_Provided records_:

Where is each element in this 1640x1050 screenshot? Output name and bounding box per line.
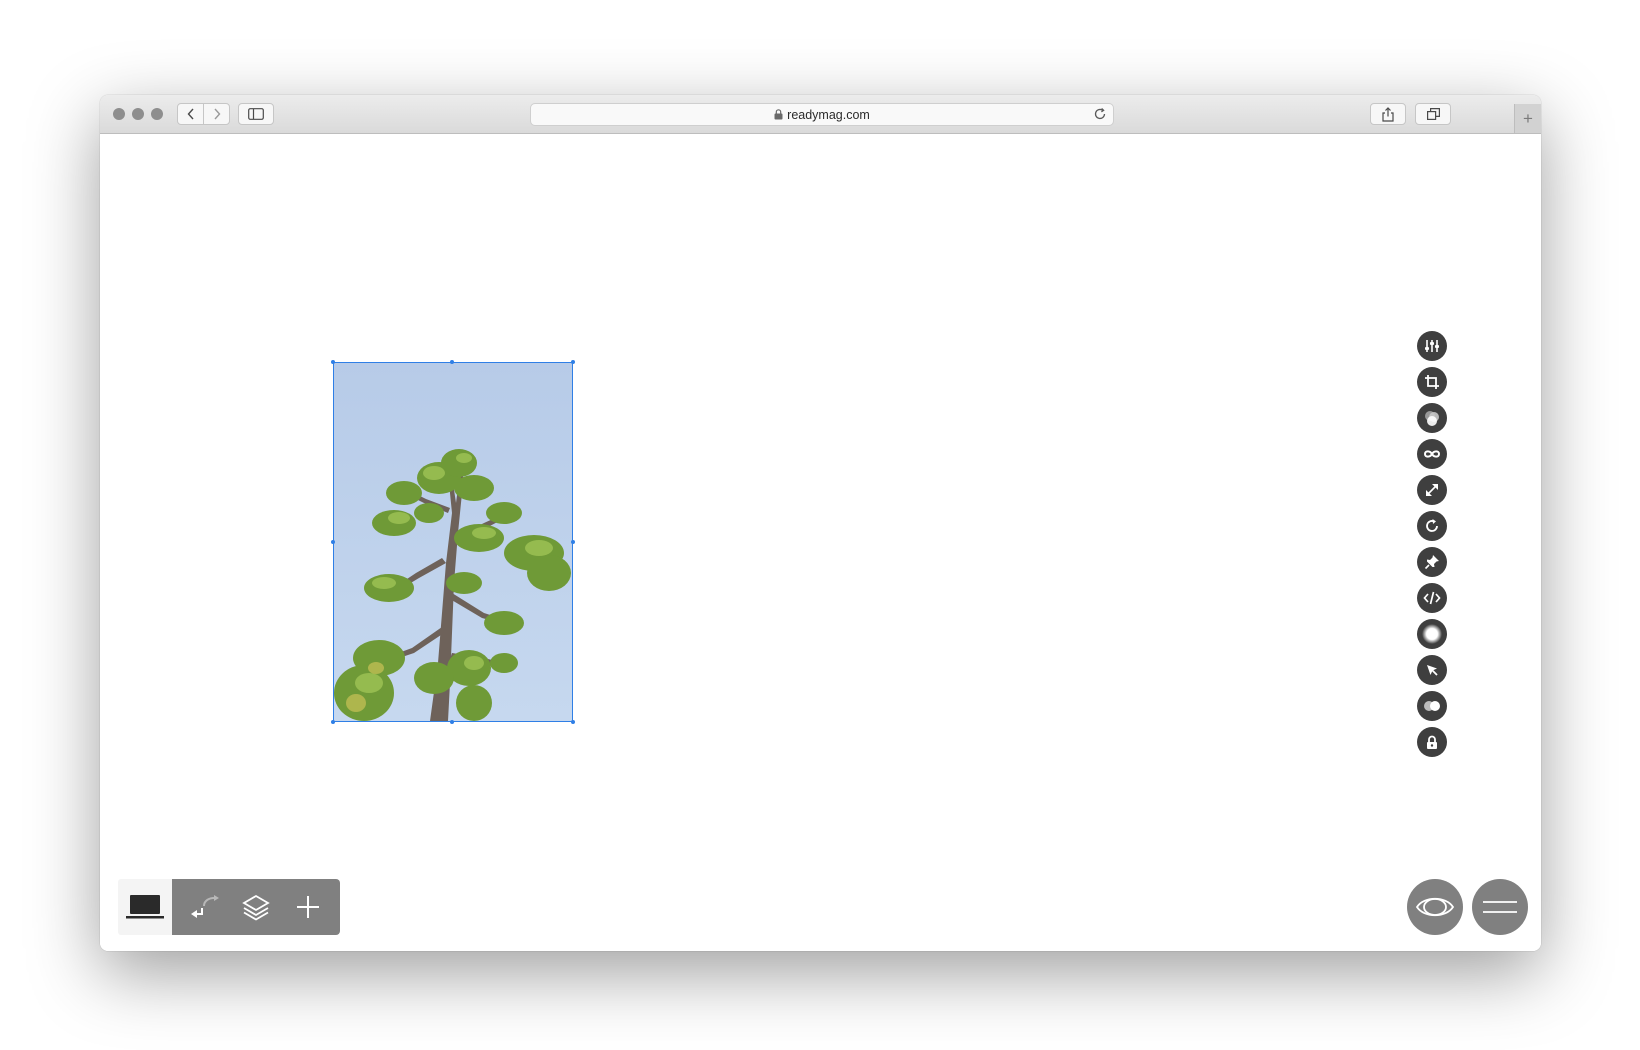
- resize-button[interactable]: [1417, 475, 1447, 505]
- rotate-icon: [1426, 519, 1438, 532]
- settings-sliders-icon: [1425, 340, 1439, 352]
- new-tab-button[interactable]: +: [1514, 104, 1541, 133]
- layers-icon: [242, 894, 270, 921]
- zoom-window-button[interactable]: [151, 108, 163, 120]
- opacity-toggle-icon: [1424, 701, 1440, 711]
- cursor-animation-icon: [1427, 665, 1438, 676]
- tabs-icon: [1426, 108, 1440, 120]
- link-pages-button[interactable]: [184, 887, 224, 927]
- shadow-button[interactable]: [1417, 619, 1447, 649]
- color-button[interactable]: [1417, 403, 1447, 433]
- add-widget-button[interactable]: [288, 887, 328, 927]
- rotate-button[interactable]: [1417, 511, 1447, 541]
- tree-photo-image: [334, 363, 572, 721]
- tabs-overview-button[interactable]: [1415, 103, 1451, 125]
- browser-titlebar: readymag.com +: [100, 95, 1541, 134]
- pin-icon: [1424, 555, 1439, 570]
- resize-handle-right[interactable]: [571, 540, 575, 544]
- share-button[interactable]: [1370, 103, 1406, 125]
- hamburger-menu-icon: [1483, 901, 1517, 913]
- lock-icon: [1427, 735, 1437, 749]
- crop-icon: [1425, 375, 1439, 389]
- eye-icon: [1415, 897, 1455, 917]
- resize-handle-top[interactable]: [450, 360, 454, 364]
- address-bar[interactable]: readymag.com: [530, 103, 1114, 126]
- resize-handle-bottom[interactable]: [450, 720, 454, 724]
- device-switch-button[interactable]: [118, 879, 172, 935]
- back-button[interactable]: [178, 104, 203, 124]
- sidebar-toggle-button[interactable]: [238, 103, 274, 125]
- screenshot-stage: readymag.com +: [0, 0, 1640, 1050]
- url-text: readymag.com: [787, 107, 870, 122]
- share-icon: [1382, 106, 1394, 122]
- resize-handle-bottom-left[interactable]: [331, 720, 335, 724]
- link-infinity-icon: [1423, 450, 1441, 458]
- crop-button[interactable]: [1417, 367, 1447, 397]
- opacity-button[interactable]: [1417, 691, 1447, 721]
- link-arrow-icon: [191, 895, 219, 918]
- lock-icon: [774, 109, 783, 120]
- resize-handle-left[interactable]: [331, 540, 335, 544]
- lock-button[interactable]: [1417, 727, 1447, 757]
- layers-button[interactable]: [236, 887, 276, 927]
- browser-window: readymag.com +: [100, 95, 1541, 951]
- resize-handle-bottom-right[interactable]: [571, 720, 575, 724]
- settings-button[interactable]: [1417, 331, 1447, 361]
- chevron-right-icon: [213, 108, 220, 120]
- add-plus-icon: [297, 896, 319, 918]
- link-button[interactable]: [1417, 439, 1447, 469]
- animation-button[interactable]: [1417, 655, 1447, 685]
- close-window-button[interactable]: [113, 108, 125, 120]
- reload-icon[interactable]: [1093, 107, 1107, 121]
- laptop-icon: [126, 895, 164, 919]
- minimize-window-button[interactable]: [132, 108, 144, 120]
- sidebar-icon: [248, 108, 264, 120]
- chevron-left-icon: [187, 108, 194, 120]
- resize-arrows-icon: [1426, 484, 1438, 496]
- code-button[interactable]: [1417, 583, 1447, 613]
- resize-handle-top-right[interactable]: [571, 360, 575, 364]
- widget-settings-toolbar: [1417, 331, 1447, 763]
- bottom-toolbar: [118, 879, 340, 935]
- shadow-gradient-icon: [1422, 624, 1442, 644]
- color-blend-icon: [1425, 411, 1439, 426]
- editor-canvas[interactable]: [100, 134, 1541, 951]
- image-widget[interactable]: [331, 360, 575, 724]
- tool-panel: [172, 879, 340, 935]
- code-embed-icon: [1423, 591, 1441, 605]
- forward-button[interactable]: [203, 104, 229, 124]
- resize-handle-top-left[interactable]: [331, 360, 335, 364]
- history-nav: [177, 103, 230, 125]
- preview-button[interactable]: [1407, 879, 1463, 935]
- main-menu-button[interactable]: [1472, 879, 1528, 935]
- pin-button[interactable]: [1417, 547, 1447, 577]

==

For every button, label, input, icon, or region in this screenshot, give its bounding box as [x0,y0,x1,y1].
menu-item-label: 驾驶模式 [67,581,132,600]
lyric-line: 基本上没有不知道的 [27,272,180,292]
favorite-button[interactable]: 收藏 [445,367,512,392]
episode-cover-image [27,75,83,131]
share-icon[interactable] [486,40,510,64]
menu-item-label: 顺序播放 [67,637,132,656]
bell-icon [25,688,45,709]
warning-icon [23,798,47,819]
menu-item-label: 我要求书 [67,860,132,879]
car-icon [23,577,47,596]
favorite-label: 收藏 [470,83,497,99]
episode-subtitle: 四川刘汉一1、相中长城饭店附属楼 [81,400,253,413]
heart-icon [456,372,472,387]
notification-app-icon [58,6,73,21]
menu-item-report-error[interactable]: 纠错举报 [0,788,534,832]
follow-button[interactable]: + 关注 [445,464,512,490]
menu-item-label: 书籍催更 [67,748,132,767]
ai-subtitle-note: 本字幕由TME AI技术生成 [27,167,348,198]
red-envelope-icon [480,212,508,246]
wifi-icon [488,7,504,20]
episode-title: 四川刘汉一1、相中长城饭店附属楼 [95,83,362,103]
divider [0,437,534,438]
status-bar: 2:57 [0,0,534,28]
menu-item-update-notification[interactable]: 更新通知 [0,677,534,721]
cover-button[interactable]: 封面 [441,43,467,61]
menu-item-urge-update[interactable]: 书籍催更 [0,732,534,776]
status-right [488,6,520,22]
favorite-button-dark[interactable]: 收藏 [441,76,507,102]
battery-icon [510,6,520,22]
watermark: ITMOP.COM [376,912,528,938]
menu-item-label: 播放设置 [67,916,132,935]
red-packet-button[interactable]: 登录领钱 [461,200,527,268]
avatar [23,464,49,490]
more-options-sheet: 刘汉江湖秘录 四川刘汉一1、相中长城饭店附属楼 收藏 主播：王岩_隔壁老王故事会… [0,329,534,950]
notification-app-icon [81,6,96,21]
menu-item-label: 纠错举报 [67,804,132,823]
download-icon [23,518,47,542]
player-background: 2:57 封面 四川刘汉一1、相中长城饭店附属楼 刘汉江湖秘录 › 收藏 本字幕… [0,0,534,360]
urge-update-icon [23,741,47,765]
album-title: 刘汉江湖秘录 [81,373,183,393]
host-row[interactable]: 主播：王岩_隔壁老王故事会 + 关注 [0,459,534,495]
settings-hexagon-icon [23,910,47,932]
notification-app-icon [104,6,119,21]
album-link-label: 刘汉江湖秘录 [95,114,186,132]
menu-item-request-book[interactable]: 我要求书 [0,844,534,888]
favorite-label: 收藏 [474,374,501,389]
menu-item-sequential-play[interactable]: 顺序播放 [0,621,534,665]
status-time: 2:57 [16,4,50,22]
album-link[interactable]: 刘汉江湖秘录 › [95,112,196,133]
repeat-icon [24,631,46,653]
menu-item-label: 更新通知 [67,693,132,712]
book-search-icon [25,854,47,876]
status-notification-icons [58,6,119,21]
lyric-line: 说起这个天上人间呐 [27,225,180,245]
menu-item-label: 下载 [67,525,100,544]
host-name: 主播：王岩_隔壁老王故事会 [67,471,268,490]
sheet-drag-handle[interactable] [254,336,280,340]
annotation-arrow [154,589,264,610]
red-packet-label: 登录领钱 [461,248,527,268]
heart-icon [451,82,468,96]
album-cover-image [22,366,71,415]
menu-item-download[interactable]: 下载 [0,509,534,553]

_What to work on_:
Extract the listing lines verbatim, starting at the line that contains "- resize-button[interactable]: [1417, 475, 1447, 505]" and ending at the line that contains "- cursor-animation-icon: [1427, 665, 1438, 676]", with both of those lines included.

_Final result_:
- resize-button[interactable]: [1417, 475, 1447, 505]
- rotate-icon: [1426, 519, 1438, 532]
- settings-sliders-icon: [1425, 340, 1439, 352]
- new-tab-button[interactable]: +: [1514, 104, 1541, 133]
- layers-icon: [242, 894, 270, 921]
- zoom-window-button[interactable]: [151, 108, 163, 120]
- opacity-toggle-icon: [1424, 701, 1440, 711]
- cursor-animation-icon: [1427, 665, 1438, 676]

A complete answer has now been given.